**Items from a data source:**
--------------------------------
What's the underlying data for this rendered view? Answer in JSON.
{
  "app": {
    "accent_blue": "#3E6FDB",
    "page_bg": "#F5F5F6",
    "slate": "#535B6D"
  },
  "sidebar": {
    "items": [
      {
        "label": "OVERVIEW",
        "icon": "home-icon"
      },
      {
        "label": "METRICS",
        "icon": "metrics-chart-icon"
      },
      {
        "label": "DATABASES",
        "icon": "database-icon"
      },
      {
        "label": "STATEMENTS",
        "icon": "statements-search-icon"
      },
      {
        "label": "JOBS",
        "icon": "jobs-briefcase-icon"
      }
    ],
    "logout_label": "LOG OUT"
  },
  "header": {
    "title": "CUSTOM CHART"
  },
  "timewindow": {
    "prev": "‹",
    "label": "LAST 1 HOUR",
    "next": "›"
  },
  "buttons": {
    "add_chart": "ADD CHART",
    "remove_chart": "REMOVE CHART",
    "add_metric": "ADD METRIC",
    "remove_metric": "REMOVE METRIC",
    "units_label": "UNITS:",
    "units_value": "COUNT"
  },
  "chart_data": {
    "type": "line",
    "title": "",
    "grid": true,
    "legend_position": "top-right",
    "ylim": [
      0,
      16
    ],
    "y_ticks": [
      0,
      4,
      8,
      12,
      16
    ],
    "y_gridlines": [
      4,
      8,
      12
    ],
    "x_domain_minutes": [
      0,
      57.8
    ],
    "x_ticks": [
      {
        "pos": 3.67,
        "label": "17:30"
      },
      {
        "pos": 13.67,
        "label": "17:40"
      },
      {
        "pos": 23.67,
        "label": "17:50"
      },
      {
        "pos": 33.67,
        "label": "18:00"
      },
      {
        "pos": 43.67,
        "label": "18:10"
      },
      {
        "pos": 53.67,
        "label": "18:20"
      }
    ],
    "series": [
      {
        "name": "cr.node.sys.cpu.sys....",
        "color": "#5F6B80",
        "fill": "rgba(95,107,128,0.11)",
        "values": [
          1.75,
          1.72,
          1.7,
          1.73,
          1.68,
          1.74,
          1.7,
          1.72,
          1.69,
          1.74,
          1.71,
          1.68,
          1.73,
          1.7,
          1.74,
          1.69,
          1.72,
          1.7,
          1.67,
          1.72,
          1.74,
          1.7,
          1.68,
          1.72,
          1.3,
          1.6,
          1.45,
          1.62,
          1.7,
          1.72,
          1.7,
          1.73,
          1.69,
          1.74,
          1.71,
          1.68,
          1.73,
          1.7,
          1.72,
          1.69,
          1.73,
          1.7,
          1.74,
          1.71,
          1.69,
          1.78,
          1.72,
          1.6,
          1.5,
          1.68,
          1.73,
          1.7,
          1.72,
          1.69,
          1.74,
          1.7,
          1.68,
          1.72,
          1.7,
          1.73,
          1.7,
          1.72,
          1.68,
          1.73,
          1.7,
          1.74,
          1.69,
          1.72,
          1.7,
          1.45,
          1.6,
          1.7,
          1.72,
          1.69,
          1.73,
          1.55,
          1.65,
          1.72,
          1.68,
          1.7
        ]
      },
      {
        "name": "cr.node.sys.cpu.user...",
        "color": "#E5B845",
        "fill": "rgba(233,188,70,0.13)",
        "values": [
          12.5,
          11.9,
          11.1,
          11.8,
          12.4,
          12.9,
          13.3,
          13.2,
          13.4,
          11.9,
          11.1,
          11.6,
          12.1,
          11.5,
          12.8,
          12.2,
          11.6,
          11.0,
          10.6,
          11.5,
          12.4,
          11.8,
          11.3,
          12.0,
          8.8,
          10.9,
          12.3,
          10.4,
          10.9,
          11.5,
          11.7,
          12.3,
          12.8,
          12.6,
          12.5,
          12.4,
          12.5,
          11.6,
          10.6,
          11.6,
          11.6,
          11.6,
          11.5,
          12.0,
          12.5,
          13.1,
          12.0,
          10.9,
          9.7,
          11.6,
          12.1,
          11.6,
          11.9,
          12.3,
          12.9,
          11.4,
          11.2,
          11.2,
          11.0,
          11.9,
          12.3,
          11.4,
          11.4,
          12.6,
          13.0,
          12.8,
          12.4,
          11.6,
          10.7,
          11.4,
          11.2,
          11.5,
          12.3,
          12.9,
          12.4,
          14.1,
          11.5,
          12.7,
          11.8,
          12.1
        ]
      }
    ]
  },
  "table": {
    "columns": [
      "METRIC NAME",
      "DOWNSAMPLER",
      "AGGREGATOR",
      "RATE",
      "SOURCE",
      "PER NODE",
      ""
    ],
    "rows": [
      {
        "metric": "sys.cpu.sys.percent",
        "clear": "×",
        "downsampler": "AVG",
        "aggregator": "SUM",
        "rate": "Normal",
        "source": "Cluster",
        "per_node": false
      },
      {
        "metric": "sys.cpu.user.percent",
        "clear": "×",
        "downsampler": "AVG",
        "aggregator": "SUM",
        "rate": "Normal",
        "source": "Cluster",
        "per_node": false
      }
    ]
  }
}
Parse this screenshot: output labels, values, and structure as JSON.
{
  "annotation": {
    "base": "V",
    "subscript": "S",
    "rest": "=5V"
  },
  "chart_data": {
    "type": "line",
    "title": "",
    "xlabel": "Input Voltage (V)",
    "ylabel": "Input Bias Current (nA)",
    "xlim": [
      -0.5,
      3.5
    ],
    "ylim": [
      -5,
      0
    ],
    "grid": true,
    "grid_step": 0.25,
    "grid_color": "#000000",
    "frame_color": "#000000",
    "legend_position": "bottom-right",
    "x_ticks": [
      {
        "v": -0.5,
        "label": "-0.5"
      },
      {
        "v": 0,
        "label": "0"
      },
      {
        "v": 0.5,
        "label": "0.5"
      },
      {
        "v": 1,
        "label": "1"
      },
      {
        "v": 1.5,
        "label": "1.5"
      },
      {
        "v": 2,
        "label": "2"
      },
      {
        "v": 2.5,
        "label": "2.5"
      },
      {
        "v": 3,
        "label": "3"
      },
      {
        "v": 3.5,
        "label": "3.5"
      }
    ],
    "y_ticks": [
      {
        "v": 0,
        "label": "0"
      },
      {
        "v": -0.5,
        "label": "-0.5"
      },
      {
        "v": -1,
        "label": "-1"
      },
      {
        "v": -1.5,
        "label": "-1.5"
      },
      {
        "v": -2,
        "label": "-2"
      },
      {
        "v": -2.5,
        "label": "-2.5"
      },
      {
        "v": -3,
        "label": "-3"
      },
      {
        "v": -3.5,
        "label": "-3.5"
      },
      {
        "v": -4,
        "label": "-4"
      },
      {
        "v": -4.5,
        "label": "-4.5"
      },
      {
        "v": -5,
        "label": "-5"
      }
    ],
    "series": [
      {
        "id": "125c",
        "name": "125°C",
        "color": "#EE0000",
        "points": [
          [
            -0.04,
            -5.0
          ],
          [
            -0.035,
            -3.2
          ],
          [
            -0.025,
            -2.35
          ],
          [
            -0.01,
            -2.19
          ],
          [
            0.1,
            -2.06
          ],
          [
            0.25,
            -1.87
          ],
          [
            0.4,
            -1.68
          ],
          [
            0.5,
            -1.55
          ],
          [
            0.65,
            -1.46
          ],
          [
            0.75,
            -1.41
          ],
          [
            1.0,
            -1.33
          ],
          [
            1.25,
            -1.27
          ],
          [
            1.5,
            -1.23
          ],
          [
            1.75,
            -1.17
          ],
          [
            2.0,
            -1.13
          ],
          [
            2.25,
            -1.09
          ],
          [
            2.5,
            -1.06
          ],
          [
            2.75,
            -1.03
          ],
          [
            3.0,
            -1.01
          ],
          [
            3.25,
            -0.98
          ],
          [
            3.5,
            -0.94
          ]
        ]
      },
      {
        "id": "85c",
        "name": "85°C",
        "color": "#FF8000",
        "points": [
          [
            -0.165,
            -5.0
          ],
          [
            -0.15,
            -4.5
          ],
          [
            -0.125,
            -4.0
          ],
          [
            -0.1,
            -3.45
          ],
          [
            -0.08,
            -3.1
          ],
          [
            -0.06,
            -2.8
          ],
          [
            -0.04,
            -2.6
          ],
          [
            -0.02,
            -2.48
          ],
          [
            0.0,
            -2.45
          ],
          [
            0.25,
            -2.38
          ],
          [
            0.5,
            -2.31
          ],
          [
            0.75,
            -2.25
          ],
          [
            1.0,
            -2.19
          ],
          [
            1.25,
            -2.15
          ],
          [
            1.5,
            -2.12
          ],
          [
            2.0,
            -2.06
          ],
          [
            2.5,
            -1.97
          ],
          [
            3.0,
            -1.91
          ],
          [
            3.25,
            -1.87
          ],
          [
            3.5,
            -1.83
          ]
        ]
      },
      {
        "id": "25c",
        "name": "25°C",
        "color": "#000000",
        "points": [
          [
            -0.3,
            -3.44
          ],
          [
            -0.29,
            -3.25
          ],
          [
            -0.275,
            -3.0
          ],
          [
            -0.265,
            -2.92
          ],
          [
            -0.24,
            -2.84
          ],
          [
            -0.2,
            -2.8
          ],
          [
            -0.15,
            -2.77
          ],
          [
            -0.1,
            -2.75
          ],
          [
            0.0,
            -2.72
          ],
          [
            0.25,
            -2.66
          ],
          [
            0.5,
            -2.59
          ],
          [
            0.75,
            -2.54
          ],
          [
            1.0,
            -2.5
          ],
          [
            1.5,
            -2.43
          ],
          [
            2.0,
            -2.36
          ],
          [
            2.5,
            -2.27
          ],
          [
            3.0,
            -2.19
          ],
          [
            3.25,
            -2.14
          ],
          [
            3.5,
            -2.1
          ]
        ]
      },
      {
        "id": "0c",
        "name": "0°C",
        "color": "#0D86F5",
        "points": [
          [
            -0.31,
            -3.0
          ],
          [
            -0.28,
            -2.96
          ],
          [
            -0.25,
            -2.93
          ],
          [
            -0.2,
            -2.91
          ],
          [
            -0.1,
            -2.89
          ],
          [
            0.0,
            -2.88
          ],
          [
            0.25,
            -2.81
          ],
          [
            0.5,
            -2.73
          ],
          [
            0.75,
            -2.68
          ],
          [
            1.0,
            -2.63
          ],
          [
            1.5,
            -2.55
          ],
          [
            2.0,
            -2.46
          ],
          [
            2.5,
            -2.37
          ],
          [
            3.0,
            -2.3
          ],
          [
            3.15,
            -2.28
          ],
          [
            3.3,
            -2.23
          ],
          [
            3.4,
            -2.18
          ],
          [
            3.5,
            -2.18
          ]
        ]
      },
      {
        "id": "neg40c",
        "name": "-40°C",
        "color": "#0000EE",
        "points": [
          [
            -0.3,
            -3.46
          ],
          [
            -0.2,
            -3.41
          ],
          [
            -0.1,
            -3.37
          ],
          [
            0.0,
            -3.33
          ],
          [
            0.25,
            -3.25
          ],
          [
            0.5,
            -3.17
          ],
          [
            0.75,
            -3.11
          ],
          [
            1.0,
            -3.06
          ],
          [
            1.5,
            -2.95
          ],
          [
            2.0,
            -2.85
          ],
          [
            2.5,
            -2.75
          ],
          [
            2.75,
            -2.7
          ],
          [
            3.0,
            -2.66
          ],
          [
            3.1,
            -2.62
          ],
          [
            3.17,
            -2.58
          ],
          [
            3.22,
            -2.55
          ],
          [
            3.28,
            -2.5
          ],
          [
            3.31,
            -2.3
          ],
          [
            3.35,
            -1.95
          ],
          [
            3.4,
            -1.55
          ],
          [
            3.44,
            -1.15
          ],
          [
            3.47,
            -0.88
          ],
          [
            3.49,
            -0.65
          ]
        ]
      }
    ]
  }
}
--------------------------------
Go through the entries above and count the lines containing the word "REMOVE"; give only that count.

2